WHAT THE EXERCISE ASKS: Set down the full listing exactly, character for character.

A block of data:
--------------------------------

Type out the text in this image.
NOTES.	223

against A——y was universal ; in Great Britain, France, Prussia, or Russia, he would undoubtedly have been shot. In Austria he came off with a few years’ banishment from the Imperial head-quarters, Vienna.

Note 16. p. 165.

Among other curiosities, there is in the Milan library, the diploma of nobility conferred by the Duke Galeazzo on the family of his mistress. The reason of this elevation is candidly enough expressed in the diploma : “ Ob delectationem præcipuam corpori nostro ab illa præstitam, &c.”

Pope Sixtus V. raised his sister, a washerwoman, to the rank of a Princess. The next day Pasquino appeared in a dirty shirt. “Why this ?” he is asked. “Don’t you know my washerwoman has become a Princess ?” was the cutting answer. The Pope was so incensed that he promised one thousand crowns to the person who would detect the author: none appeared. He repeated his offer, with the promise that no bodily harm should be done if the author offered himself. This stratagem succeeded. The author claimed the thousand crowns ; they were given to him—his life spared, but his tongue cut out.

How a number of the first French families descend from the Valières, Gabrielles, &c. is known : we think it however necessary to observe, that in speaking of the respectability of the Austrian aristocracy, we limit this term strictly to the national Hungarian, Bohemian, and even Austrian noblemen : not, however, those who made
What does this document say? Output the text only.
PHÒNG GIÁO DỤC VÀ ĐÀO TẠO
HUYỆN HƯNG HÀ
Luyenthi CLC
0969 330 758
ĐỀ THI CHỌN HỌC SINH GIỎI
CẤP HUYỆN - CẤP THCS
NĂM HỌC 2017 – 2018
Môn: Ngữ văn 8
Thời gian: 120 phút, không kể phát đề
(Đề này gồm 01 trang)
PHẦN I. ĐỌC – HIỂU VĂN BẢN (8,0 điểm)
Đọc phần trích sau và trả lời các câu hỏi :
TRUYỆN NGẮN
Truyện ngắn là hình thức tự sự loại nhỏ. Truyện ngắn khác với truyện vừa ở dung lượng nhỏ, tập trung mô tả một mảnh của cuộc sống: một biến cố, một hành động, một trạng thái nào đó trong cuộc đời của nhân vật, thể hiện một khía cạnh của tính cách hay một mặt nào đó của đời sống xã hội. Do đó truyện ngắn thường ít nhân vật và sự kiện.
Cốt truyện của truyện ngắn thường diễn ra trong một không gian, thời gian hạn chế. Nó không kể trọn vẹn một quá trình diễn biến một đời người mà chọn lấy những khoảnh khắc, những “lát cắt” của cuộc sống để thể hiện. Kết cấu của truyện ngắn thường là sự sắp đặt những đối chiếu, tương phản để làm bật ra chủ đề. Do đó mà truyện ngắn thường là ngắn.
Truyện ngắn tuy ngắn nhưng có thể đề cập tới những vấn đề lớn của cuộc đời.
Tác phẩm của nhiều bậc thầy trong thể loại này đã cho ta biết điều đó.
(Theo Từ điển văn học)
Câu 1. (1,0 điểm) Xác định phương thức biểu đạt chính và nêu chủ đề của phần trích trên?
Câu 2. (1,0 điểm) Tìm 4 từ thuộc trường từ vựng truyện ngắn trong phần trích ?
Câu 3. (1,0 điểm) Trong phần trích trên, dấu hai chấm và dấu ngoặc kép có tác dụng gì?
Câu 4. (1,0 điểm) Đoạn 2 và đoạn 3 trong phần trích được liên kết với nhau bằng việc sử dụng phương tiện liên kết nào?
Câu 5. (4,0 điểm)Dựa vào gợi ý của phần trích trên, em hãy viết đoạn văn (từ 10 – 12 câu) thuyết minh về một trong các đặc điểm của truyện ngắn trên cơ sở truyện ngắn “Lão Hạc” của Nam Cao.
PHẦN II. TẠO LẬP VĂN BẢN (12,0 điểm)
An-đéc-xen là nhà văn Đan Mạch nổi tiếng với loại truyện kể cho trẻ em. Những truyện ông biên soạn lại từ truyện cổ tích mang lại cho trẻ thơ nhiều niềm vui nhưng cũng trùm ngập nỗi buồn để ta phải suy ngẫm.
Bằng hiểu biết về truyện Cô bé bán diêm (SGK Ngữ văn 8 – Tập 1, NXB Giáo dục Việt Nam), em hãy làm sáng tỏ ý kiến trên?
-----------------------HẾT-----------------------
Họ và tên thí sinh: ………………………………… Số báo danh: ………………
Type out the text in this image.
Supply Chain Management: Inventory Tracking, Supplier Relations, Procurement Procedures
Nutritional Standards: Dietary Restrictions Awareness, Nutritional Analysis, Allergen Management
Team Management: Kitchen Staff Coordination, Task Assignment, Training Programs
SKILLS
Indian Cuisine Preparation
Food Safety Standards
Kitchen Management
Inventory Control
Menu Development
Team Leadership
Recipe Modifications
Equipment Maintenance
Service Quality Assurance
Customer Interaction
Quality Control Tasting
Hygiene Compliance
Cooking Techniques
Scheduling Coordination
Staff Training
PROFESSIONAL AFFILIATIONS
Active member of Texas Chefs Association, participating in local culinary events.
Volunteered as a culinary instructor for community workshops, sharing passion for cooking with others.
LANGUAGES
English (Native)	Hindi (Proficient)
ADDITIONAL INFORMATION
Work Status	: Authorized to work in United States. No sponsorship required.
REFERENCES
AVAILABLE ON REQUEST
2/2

--------------------------------

RESPONSE FOR THIS EXERCISE:
Type out the text in this image.
NOTES.	223

against A——y was universal ; in Great Britain, France, Prussia, or Russia, he would undoubtedly have been shot. In Austria he came off with a few years’ banishment from the Imperial head-quarters, Vienna.

Note 16. p. 165.

Among other curiosities, there is in the Milan library, the diploma of nobility conferred by the Duke Galeazzo on the family of his mistress. The reason of this elevation is candidly enough expressed in the diploma : “ Ob delectationem præcipuam corpori nostro ab illa præstitam, &c.”

Pope Sixtus V. raised his sister, a washerwoman, to the rank of a Princess. The next day Pasquino appeared in a dirty shirt. “Why this ?” he is asked. “Don’t you know my washerwoman has become a Princess ?” was the cutting answer. The Pope was so incensed that he promised one thousand crowns to the person who would detect the author: none appeared. He repeated his offer, with the promise that no bodily harm should be done if the author offered himself. This stratagem succeeded. The author claimed the thousand crowns ; they were given to him—his life spared, but his tongue cut out.

How a number of the first French families descend from the Valières, Gabrielles, &c. is known : we think it however necessary to observe, that in speaking of the respectability of the Austrian aristocracy, we limit this term strictly to the national Hungarian, Bohemian, and even Austrian noblemen : not, however, those who made
What does this document say? Output the text only.
PHÒNG GIÁO DỤC VÀ ĐÀO TẠO
HUYỆN HƯNG HÀ
Luyenthi CLC
0969 330 758
ĐỀ THI CHỌN HỌC SINH GIỎI
CẤP HUYỆN - CẤP THCS
NĂM HỌC 2017 – 2018
Môn: Ngữ văn 8
Thời gian: 120 phút, không kể phát đề
(Đề này gồm 01 trang)
PHẦN I. ĐỌC – HIỂU VĂN BẢN (8,0 điểm)
Đọc phần trích sau và trả lời các câu hỏi :
TRUYỆN NGẮN
Truyện ngắn là hình thức tự sự loại nhỏ. Truyện ngắn khác với truyện vừa ở dung lượng nhỏ, tập trung mô tả một mảnh của cuộc sống: một biến cố, một hành động, một trạng thái nào đó trong cuộc đời của nhân vật, thể hiện một khía cạnh của tính cách hay một mặt nào đó của đời sống xã hội. Do đó truyện ngắn thường ít nhân vật và sự kiện.
Cốt truyện của truyện ngắn thường diễn ra trong một không gian, thời gian hạn chế. Nó không kể trọn vẹn một quá trình diễn biến một đời người mà chọn lấy những khoảnh khắc, những “lát cắt” của cuộc sống để thể hiện. Kết cấu của truyện ngắn thường là sự sắp đặt những đối chiếu, tương phản để làm bật ra chủ đề. Do đó mà truyện ngắn thường là ngắn.
Truyện ngắn tuy ngắn nhưng có thể đề cập tới những vấn đề lớn của cuộc đời.
Tác phẩm của nhiều bậc thầy trong thể loại này đã cho ta biết điều đó.
(Theo Từ điển văn học)
Câu 1. (1,0 điểm) Xác định phương thức biểu đạt chính và nêu chủ đề của phần trích trên?
Câu 2. (1,0 điểm) Tìm 4 từ thuộc trường từ vựng truyện ngắn trong phần trích ?
Câu 3. (1,0 điểm) Trong phần trích trên, dấu hai chấm và dấu ngoặc kép có tác dụng gì?
Câu 4. (1,0 điểm) Đoạn 2 và đoạn 3 trong phần trích được liên kết với nhau bằng việc sử dụng phương tiện liên kết nào?
Câu 5. (4,0 điểm)Dựa vào gợi ý của phần trích trên, em hãy viết đoạn văn (từ 10 – 12 câu) thuyết minh về một trong các đặc điểm của truyện ngắn trên cơ sở truyện ngắn “Lão Hạc” của Nam Cao.
PHẦN II. TẠO LẬP VĂN BẢN (12,0 điểm)
An-đéc-xen là nhà văn Đan Mạch nổi tiếng với loại truyện kể cho trẻ em. Những truyện ông biên soạn lại từ truyện cổ tích mang lại cho trẻ thơ nhiều niềm vui nhưng cũng trùm ngập nỗi buồn để ta phải suy ngẫm.
Bằng hiểu biết về truyện Cô bé bán diêm (SGK Ngữ văn 8 – Tập 1, NXB Giáo dục Việt Nam), em hãy làm sáng tỏ ý kiến trên?
-----------------------HẾT-----------------------
Họ và tên thí sinh: ………………………………… Số báo danh: ………………
Type out the text in this image.
Supply Chain Management: Inventory Tracking, Supplier Relations, Procurement Procedures
Nutritional Standards: Dietary Restrictions Awareness, Nutritional Analysis, Allergen Management
Team Management: Kitchen Staff Coordination, Task Assignment, Training Programs
SKILLS
Indian Cuisine Preparation
Food Safety Standards
Kitchen Management
Inventory Control
Menu Development
Team Leadership
Recipe Modifications
Equipment Maintenance
Service Quality Assurance
Customer Interaction
Quality Control Tasting
Hygiene Compliance
Cooking Techniques
Scheduling Coordination
Staff Training
PROFESSIONAL AFFILIATIONS
Active member of Texas Chefs Association, participating in local culinary events.
Volunteered as a culinary instructor for community workshops, sharing passion for cooking with others.
LANGUAGES
English (Native)	Hindi (Proficient)
ADDITIONAL INFORMATION
Work Status	: Authorized to work in United States. No sponsorship required.
REFERENCES
AVAILABLE ON REQUEST
2/2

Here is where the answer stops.